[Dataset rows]
>>>>

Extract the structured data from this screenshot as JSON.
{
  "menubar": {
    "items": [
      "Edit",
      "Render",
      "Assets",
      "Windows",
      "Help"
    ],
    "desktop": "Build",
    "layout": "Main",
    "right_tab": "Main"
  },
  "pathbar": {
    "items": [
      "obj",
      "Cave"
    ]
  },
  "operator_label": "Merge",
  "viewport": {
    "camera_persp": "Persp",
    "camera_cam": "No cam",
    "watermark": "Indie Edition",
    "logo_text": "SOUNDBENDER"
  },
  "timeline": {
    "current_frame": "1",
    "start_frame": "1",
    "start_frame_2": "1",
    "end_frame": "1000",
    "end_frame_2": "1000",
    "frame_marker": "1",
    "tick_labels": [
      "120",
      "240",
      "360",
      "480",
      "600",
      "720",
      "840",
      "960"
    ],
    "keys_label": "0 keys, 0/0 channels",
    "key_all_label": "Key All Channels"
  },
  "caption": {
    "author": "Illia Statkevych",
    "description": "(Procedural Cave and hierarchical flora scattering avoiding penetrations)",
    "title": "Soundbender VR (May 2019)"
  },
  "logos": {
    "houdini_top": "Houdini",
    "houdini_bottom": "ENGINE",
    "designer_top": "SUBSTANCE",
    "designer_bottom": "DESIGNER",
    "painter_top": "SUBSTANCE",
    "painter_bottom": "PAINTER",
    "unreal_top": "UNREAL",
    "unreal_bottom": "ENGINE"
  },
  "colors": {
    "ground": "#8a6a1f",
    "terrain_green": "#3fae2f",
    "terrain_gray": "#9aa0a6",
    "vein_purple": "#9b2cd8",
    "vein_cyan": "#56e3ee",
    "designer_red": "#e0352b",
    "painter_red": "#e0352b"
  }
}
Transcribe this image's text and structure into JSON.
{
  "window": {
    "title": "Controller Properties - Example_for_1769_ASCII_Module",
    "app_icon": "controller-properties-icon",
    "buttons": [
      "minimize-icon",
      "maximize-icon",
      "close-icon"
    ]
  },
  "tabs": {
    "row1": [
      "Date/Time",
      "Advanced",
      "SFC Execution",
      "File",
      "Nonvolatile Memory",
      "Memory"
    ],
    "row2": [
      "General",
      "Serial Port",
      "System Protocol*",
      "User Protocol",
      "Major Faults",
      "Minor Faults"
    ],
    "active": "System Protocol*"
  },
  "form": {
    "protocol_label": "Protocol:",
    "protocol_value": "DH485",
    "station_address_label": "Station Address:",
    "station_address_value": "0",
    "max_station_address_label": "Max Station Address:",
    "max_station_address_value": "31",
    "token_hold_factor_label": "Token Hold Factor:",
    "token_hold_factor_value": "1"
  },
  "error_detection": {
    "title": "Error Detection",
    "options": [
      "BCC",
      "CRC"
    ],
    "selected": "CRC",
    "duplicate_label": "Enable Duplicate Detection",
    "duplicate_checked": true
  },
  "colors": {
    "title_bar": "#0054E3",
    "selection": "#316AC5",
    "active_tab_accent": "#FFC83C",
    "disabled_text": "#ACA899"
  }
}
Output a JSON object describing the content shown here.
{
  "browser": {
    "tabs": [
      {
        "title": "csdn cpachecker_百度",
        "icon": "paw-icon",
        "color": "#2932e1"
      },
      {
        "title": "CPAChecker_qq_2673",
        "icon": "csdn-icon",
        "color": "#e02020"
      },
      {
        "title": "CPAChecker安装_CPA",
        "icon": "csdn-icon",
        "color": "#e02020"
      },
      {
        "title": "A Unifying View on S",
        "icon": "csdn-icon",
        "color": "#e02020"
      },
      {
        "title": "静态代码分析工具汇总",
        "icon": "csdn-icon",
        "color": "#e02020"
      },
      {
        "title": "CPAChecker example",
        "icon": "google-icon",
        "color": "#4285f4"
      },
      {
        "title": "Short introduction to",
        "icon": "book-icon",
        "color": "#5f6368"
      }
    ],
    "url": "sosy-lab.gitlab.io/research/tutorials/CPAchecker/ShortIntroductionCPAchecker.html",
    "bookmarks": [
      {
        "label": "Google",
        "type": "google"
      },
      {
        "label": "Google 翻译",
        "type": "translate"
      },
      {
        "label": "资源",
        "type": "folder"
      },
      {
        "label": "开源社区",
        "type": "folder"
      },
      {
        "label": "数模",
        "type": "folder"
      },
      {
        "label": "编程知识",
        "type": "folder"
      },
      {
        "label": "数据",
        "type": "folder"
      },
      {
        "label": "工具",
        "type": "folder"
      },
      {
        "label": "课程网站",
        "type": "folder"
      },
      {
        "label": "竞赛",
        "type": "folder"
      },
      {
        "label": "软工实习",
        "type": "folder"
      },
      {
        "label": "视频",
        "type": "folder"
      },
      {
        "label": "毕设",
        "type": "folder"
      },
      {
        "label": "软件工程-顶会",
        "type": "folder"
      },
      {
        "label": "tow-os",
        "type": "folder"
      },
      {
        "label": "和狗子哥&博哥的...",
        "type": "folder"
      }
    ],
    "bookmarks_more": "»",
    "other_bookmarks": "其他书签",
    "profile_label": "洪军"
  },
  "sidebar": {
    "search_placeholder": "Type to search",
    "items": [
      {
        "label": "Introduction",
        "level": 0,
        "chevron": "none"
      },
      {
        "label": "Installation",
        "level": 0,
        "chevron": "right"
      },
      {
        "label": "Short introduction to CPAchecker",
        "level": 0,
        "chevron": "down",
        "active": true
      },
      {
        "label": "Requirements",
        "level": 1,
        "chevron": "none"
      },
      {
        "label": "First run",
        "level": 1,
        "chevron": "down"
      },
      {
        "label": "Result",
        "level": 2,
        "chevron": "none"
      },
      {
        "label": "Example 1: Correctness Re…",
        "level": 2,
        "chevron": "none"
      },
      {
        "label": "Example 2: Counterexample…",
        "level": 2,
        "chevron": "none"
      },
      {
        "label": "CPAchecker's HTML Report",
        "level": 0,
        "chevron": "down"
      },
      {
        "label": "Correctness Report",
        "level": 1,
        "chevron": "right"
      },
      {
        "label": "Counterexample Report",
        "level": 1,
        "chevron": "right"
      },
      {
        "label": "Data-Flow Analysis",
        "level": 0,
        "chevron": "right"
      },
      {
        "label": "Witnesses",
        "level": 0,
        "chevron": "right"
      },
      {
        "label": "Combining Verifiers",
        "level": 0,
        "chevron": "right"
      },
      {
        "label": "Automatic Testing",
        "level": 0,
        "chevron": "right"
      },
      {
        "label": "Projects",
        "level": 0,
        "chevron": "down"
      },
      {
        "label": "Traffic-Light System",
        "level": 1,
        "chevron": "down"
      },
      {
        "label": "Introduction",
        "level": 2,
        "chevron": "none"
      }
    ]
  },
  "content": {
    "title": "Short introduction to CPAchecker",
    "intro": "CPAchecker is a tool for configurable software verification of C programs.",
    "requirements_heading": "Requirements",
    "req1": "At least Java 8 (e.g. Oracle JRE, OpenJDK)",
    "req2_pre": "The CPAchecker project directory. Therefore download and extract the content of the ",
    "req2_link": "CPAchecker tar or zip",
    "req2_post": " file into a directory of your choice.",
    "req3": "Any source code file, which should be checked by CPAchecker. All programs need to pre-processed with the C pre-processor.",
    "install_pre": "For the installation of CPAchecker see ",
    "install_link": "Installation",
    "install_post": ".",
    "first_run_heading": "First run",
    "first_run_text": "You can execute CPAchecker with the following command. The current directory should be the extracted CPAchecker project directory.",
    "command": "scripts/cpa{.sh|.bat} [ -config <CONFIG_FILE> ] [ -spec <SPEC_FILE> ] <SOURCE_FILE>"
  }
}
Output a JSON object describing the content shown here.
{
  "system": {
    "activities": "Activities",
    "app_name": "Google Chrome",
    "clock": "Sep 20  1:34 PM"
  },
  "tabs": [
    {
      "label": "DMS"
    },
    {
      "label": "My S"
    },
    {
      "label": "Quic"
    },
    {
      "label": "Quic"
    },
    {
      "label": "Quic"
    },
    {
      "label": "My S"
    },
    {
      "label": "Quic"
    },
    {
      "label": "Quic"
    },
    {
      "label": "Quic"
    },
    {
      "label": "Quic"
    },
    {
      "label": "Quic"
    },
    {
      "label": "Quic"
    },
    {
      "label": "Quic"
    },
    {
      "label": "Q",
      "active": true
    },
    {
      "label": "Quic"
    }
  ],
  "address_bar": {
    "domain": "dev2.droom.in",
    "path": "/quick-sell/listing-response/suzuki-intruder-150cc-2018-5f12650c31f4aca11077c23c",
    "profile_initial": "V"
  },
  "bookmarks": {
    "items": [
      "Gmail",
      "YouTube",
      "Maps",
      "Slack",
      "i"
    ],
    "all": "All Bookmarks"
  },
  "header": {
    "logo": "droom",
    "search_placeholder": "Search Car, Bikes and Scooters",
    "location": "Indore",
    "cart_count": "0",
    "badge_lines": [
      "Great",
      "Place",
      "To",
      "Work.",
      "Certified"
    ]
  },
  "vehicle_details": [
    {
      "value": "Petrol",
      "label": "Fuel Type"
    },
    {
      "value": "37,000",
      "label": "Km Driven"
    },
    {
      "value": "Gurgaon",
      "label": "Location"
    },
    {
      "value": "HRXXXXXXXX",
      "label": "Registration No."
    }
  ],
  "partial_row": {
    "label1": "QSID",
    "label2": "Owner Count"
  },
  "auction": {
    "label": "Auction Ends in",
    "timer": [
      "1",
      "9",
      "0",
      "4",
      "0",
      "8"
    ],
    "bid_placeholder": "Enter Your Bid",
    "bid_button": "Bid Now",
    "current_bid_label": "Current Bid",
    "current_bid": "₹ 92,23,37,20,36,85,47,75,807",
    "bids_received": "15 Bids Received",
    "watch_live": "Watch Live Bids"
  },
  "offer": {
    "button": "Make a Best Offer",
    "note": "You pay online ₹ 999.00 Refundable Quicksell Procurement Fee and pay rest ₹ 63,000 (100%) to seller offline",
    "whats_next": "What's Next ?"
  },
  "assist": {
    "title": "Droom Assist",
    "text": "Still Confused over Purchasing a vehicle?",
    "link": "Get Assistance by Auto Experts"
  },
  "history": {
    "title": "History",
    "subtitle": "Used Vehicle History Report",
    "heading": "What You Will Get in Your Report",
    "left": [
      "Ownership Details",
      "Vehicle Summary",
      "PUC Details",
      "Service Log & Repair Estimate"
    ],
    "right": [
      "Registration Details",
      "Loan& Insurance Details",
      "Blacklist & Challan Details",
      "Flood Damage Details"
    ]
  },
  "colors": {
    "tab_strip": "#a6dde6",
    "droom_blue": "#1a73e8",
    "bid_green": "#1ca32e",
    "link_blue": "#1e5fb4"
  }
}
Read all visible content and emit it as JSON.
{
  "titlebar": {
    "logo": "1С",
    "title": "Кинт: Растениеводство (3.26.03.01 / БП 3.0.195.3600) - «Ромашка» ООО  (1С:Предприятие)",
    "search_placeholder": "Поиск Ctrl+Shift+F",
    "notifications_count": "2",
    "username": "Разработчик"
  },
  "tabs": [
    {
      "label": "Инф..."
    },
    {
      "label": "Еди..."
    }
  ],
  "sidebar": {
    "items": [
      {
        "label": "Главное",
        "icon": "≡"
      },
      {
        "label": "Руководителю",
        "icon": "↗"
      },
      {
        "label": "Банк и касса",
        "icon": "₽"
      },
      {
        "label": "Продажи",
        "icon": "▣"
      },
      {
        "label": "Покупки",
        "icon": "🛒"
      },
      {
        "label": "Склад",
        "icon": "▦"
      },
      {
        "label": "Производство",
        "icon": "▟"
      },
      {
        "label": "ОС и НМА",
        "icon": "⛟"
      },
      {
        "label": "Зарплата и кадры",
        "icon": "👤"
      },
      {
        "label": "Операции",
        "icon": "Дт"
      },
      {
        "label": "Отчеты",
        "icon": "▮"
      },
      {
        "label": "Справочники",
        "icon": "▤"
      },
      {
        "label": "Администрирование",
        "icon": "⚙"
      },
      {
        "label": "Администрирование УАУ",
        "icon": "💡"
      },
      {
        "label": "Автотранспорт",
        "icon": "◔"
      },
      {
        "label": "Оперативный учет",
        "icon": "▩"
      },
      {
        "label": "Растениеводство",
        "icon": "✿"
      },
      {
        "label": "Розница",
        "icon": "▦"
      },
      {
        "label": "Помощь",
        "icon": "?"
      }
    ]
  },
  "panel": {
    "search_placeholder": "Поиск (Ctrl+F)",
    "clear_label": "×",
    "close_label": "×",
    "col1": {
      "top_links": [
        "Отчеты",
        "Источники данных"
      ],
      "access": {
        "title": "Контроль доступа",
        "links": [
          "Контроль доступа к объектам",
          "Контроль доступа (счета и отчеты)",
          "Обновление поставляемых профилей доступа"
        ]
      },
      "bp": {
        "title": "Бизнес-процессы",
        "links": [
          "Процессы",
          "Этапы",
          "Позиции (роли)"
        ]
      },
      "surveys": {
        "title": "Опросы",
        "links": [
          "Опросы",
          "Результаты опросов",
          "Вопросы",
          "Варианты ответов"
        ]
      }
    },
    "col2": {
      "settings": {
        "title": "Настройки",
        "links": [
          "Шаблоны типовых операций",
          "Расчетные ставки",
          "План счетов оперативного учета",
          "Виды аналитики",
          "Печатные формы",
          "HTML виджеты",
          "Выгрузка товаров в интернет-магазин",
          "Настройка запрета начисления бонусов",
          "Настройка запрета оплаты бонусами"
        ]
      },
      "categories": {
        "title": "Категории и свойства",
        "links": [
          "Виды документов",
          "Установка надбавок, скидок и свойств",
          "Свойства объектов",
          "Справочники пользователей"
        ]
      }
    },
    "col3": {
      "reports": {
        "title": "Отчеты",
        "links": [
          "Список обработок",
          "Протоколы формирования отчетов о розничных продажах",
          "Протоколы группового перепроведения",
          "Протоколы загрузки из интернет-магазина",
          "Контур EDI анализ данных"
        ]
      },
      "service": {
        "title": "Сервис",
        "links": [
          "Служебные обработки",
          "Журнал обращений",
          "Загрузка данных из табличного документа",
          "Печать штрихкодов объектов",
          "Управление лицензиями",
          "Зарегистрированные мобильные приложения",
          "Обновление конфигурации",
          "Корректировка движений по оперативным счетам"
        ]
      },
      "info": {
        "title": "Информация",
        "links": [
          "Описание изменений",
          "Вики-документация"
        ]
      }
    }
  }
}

<<<<

Your task —
Show the lines that mention the word "Контроль".

Expected output —
        "title": "Контроль доступа",
          "Контроль доступа к объектам",
          "Контроль доступа (счета и отчеты)",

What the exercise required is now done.